- Job:
Rewrite the lines of the records from the line with "paragraph: [7, 1525, 757, 1576]" up to and including the line with "paragraph: [7, 1360, 757, 1512]" as a JSON list of strings, one string per line, leaving out blank lines.

▽

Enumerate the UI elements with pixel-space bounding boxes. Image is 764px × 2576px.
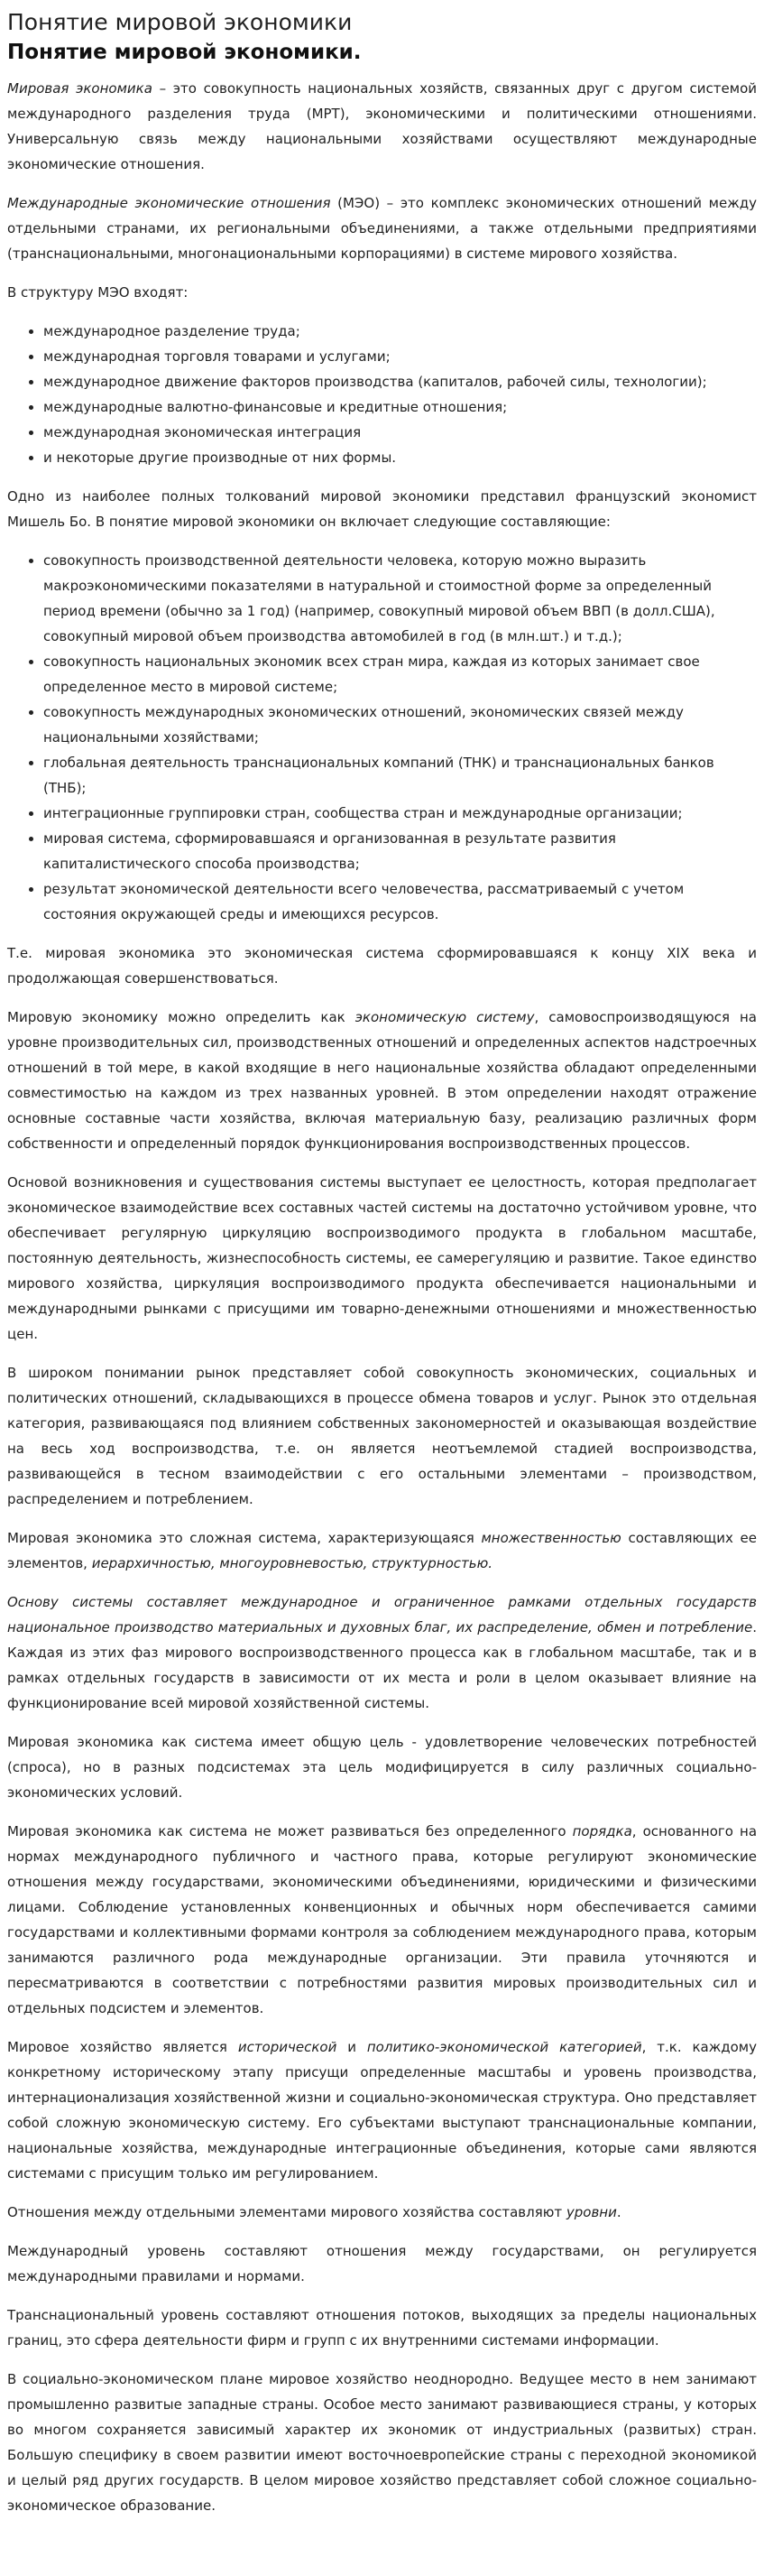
paragraph: [7, 1525, 757, 1576]
text-span: , основанного на нормах международного публичного и частного права, которые регулируют экономические отношения между государствами, экономическими объединениями, юридическими и физическими лицами. Соблюдение установленных конвенционных и обычных норм обеспечивается самими государствами и коллективными формами контроля за соблюдением международного права, которым занимаются различного рода международные организации. Эти правила уточняются и пересматриваются в соответствии с потребностями развития мировых производительных сил и отдельных подсистем и элементов.: [7, 1823, 758, 2016]
paragraph: [7, 1729, 757, 1805]
text-span: Мировая экономика это сложная система, характеризующаяся: [7, 1530, 482, 1546]
list-item: • совокупность национальных экономик всех стран мира, каждая из которых занимает свое определенное место в мировой системе;: [43, 649, 757, 700]
paragraph: [7, 1360, 757, 1512]
list-item: • результат экономической деятельности всего человечества, рассматриваемый с учетом состояния окружающей среды и имеющихся ресурсов.: [43, 876, 757, 927]
text-span: составляющих ее элементов,: [7, 1530, 757, 1571]
list-item: • совокупность международных экономических отношений, экономических связей между национальными хозяйствами;: [43, 700, 757, 750]
paragraph: [7, 2303, 757, 2353]
text-span: Т.е. мировая экономика это экономическая система сформировавшаяся к концу XIX века и продолжающая совершенствоваться.: [7, 945, 757, 987]
text-span: Мировая экономика как система не может развиваться без определенного: [7, 1823, 573, 1839]
list-item: • интеграционные группировки стран, сообщества стран и международные организации;: [43, 801, 757, 826]
text-span: , т.к. каждому конкретному историческому этапу присущи определенные масштабы и уровень производства, интернационализация хозяйственной жизни и социально-экономическая структура. Оно представляет собой сложную экономическую систему. Его субъектами выступают транснациональные компании, национальные хозяйства, международные интеграционные объединения, которые сами являются системами с присущим только им регулированием.: [7, 2039, 757, 2182]
text-span: – это совокупность национальных хозяйств, связанных друг с другом системой международного разделения труда (МРТ), экономическими и политическими отношениями. Универсальную связь между национальными хозяйствами осуществляют международные экономические отношения.: [7, 80, 757, 172]
paragraph: [7, 2238, 757, 2289]
italic-term: иерархичностью, многоуровневостью, структурностью.: [91, 1555, 492, 1571]
text-span: Мировая экономика как система имеет общую цель - удовлетворение человеческих потребностей (спроса), но в разных подсистемах эта цель модифицируется в силу различных социально-экономических условий.: [7, 1734, 757, 1801]
paragraph-michel-beaud: Одно из наиболее полных толкований мировой экономики представил французский экономист Мишель Бо. В понятие мировой экономики он включает следующие составляющие:: [7, 488, 757, 530]
italic-term: Международные экономические отношения: [7, 195, 331, 211]
italic-term: множественностью: [481, 1530, 621, 1546]
paragraph: [7, 2200, 757, 2225]
text-span: Мировое хозяйство является: [7, 2039, 238, 2055]
paragraph: [7, 941, 757, 991]
paragraph: [7, 1589, 757, 1716]
text-span: В социально-экономическом плане мировое хозяйство неоднородно. Ведущее место в нем занимают промышленно развитые западные страны. Особое место занимают развивающиеся страны, у которых во многом сохраняется зависимый характер их экономик от индустриальных (развитых) стран. Большую специфику в своем развитии имеют восточноевропейские страны с переходной экономикой и целый ряд других государств. В целом мировое хозяйство представляет собой сложное социально-экономическое образование.: [7, 2371, 757, 2514]
intro-paragraphs: [7, 76, 757, 305]
text-span: Отношения между отдельными элементами мирового хозяйства составляют: [7, 2204, 566, 2220]
paragraph: [7, 2367, 757, 2518]
italic-term: Основу системы составляет международное и ограниченное рамками отдельных государств национальное производство материальных и духовных благ, их распределение, обмен и потребление: [7, 1594, 757, 1635]
text-span: . Каждая из этих фаз мирового воспроизводственного процесса как в глобальном масштабе, так и в рамках отдельных государств в зависимости от их места и роли в целом оказывает влияние на функционирование всей мировой хозяйственной системы.: [7, 1619, 757, 1711]
text-span: (МЭО) – это комплекс экономических отношений между отдельными странами, их региональными объединениями, а также отдельными предприятиями (транснациональными, многонациональными корпорациями) в системе мирового хозяйства.: [7, 195, 757, 262]
paragraph: [7, 76, 757, 177]
italic-term: Мировая экономика: [7, 80, 152, 97]
paragraph: [7, 2034, 757, 2186]
text-span: , самовоспроизводящуюся на уровне производительных сил, производственных отношений и определенных аспектов надстроечных отношений в той мере, в какой входящие в него национальные хозяйства обладают определенными совместимостью на каждом из трех названных уровней. В этом определении находят отражение основные составные части хозяйства, включая материальную базу, реализацию различных форм собственности и определенный порядок функционирования воспроизводственных процессов.: [7, 1009, 757, 1152]
list-item: • международная экономическая интеграция: [43, 420, 757, 445]
world-economy-components-list: [7, 548, 757, 927]
italic-term: экономическую систему: [354, 1009, 535, 1025]
list-item: • международная торговля товарами и услугами;: [43, 344, 757, 369]
list-item: • международное движение факторов производства (капиталов, рабочей силы, технологии);: [43, 369, 757, 394]
text-span: Транснациональный уровень составляют отношения потоков, выходящих за пределы национальных границ, это сфера деятельности фирм и групп с их внутренними системами информации.: [7, 2307, 757, 2349]
italic-term: уровни: [566, 2204, 617, 2220]
italic-term: порядка: [572, 1823, 632, 1839]
page-title: Понятие мировой экономики: [7, 9, 353, 35]
text-span: В структуру МЭО входят:: [7, 284, 189, 301]
list-item: • международные валютно-финансовые и кредитные отношения;: [43, 394, 757, 420]
text-span: В широком понимании рынок представляет собой совокупность экономических, социальных и политических отношений, складывающихся в процессе обмена товаров и услуг. Рынок это отдельная категория, развивающаяся под влиянием собственных закономерностей и оказывающая воздействие на весь ход воспроизводства, т.е. он является неотъемлемой стадией воспроизводства, развивающейся в тесном взаимодействии с его остальными элементами – производством, распределением и потреблением.: [7, 1365, 757, 1507]
mev-structure-list: [7, 319, 757, 470]
italic-term: политико-экономической категорией: [366, 2039, 642, 2055]
paragraph: [7, 1170, 757, 1347]
text-span: Мировую экономику можно определить как: [7, 1009, 355, 1025]
text-span: Основой возникновения и существования системы выступает ее целостность, которая предполагает экономическое взаимодействие всех составных частей системы на достаточно устойчивом уровне, что обеспечивает регулярную циркуляцию воспроизводимого продукта в глобальном масштабе, постоянную деятельность, жизнеспособность системы, ее самерегуляцию и развитие. Такое единство мирового хозяйства, циркуляция воспроизводимого продукта обеспечивается национальными и международными рынками с присущими им товарно-денежными отношениями и множественностью цен.: [7, 1174, 757, 1342]
paragraph: [7, 1819, 757, 2021]
list-item: • совокупность производственной деятельности человека, которую можно выразить макроэкономическими показателями в натуральной и стоимостной форме за определенный период времени (обычно за 1 год) (например, совокупный мировой объем ВВП (в долл.США), совокупный мировой объем производства автомобилей в год (в млн.шт.) и т.д.);: [43, 548, 757, 649]
list-item: • и некоторые другие производные от них формы.: [43, 445, 757, 470]
list-item: • мировая система, сформировавшаяся и организованная в результате развития капиталистического способа производства;: [43, 826, 757, 876]
text-span: Международный уровень составляют отношения между государствами, он регулируется международными правилами и нормами.: [7, 2243, 757, 2284]
paragraph: [7, 190, 757, 266]
paragraph: [7, 1005, 757, 1156]
article-heading: Понятие мировой экономики.: [7, 41, 362, 64]
list-item: • глобальная деятельность транснациональных компаний (ТНК) и транснациональных банков (ТНБ);: [43, 750, 757, 801]
italic-term: исторической: [237, 2039, 337, 2055]
body-paragraphs: [7, 941, 757, 2518]
text-span: .: [616, 2204, 621, 2220]
list-item: • международное разделение труда;: [43, 319, 757, 344]
paragraph: [7, 280, 757, 305]
text-span: и: [336, 2039, 367, 2055]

△

- Solution to this problem:
[
  "paragraph: [7, 1525, 757, 1576]",
  "text-span: , основанного на нормах международного публичного и частного права, которые регулируют экономические отношения между государствами, экономическими объединениями, юридическими и физическими лицами. Соблюдение установленных конвенционных и обычных норм обеспечивается самими государствами и коллективными формами контроля за соблюдением международного права, которым занимаются различного рода международные организации. Эти правила уточняются и пересматриваются в соответствии с потребностями развития мировых производительных сил и отдельных подсистем и элементов.: [7, 1823, 758, 2016]",
  "paragraph: [7, 1729, 757, 1805]",
  "text-span: Мировая экономика это сложная система, характеризующаяся: [7, 1530, 482, 1546]",
  "list-item: • совокупность национальных экономик всех стран мира, каждая из которых занимает свое определенное место в мировой системе;: [43, 649, 757, 700]",
  "paragraph: [7, 1360, 757, 1512]"
]